start
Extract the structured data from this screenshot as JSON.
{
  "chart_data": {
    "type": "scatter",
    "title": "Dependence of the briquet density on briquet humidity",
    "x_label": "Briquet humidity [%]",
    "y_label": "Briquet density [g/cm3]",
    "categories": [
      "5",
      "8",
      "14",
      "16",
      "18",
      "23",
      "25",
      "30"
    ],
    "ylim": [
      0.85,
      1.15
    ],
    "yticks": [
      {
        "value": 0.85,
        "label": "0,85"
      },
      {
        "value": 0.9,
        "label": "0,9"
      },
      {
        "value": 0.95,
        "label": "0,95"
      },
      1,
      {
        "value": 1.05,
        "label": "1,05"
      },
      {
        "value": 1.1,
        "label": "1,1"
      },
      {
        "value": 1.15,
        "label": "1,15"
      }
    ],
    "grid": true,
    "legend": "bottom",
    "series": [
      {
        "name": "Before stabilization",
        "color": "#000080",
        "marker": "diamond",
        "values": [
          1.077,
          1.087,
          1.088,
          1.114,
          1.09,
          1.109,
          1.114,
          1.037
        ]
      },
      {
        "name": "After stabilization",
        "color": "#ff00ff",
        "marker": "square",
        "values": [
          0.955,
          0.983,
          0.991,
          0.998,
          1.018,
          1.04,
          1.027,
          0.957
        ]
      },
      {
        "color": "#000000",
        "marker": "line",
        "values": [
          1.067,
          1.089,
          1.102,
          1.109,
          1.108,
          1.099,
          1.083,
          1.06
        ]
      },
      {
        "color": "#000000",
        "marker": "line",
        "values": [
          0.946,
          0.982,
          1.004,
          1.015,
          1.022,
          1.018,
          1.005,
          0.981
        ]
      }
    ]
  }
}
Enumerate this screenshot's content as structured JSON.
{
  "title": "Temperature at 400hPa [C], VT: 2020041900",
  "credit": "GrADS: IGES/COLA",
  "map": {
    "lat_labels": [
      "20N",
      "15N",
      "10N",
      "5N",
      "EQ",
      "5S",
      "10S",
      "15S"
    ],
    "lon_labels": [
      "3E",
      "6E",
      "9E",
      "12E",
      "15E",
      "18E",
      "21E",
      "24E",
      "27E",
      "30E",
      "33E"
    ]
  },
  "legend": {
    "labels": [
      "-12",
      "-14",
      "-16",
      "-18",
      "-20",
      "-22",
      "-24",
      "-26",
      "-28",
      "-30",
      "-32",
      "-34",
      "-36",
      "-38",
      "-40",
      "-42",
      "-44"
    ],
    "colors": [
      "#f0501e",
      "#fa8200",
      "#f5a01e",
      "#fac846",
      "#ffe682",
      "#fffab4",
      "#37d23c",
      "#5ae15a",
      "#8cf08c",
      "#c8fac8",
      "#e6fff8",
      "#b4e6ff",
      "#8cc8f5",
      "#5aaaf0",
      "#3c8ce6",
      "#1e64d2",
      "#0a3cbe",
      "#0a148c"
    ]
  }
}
end
* _Exercise objective_: Locate the lines above that hold the word "JSON". Show every one of them.

* _Reply to the task_:
Extract the structured data from this screenshot as JSON.
Enumerate this screenshot's content as structured JSON.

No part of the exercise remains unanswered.